start ENTRIES SUPPLIED

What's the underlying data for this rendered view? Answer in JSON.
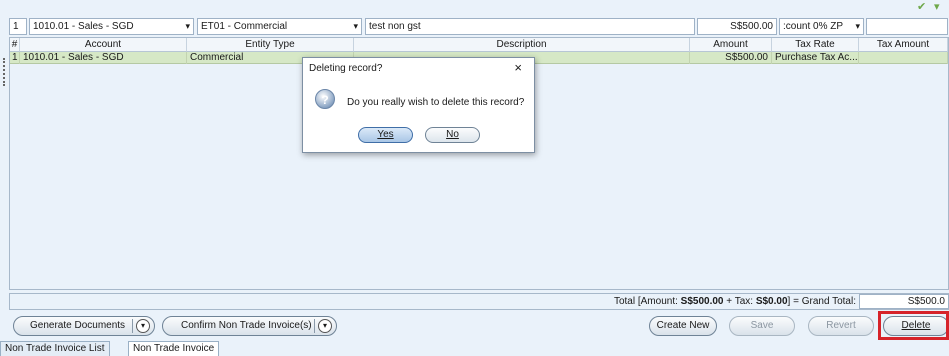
{
  "entry_row": {
    "line_no": "1",
    "account": "1010.01 - Sales - SGD",
    "entity_type": "ET01 - Commercial",
    "description": "test non gst",
    "amount": "S$500.00",
    "tax_rate": ":count 0% ZP"
  },
  "columns": [
    "#",
    "Account",
    "Entity Type",
    "Description",
    "Amount",
    "Tax Rate",
    "Tax Amount"
  ],
  "rows": [
    {
      "no": "1",
      "account": "1010.01 - Sales - SGD",
      "entity_type": "Commercial",
      "description": "",
      "amount": "S$500.00",
      "tax_rate": "Purchase Tax Ac...",
      "tax_amount": ""
    }
  ],
  "totals": {
    "prefix": "Total [Amount: ",
    "amount": "S$500.00",
    "mid": " + Tax: ",
    "tax": "S$0.00",
    "suffix": "] = Grand Total:",
    "grand_total": "S$500.0"
  },
  "buttons": {
    "generate": "Generate Documents",
    "confirm": "Confirm Non Trade Invoice(s)",
    "create_new": "Create New",
    "save": "Save",
    "revert": "Revert",
    "delete": "Delete"
  },
  "tabs": [
    "Non Trade Invoice List",
    "Non Trade Invoice"
  ],
  "dialog": {
    "title": "Deleting record?",
    "close": "×",
    "message": "Do you really wish to delete this record?",
    "yes": "Yes",
    "no": "No"
  },
  "icons": {
    "dropdown": "▾",
    "question": "?"
  },
  "colors": {
    "row_selected": "#d6e8c6",
    "highlight": "#d6232a"
  }
}
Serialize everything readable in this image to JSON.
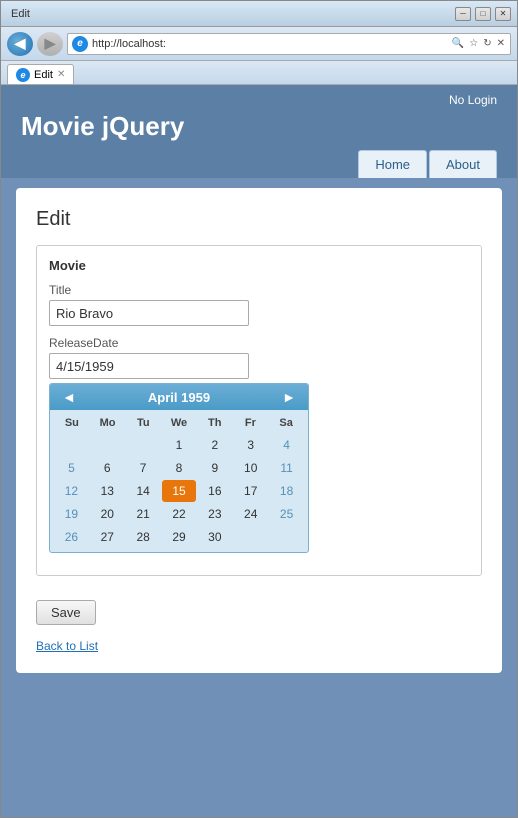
{
  "browser": {
    "title": "Edit",
    "address": "http://localhost:",
    "tab_label": "Edit",
    "back_label": "◀",
    "forward_label": "▶",
    "minimize_label": "─",
    "maximize_label": "□",
    "close_label": "✕",
    "address_search_icon": "🔍",
    "address_refresh_icon": "↻",
    "address_stop_icon": "✕",
    "address_actions": [
      "🔍",
      "☆",
      "↻",
      "✕"
    ]
  },
  "app": {
    "title": "Movie jQuery",
    "no_login": "No Login",
    "nav": {
      "home": "Home",
      "about": "About"
    }
  },
  "page": {
    "edit_title": "Edit",
    "section_label": "Movie",
    "title_label": "Title",
    "title_value": "Rio Bravo",
    "release_label": "ReleaseDate",
    "release_value": "4/15/1959",
    "save_button": "Save",
    "back_to_list": "Back to List"
  },
  "calendar": {
    "month_year": "April 1959",
    "prev_label": "◄",
    "next_label": "►",
    "day_names": [
      "Su",
      "Mo",
      "Tu",
      "We",
      "Th",
      "Fr",
      "Sa"
    ],
    "selected_day": 15,
    "weeks": [
      [
        null,
        null,
        null,
        1,
        2,
        3,
        4
      ],
      [
        5,
        6,
        7,
        8,
        9,
        10,
        11
      ],
      [
        12,
        13,
        14,
        15,
        16,
        17,
        18
      ],
      [
        19,
        20,
        21,
        22,
        23,
        24,
        25
      ],
      [
        26,
        27,
        28,
        29,
        30,
        null,
        null
      ]
    ]
  }
}
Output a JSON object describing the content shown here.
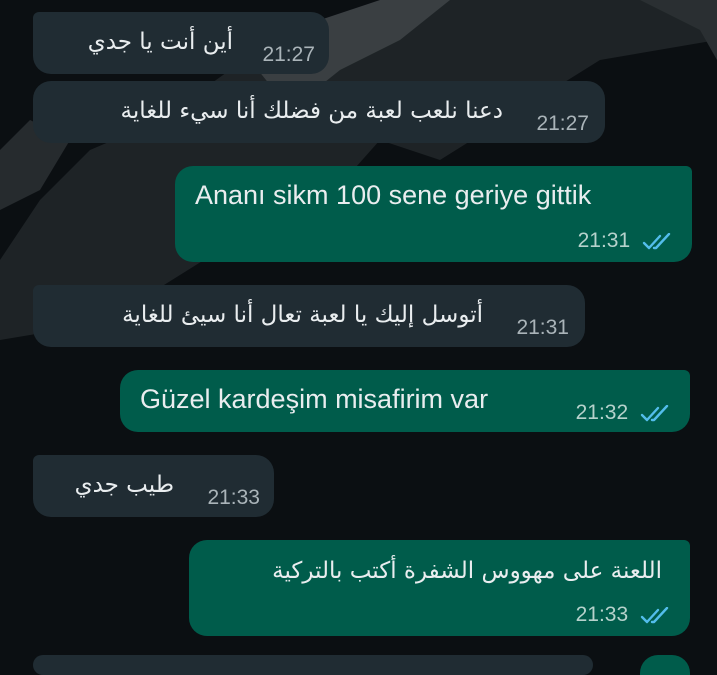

end ENTRIES SUPPLIED

▶ **WHAT YOU NEED TO DO**
Note each line of the entries that has "Commercial" in it, and copy those lines.

▶ **RESPONSE FOR THIS EXERCISE**
    "entity_type": "ET01 - Commercial",
      "entity_type": "Commercial",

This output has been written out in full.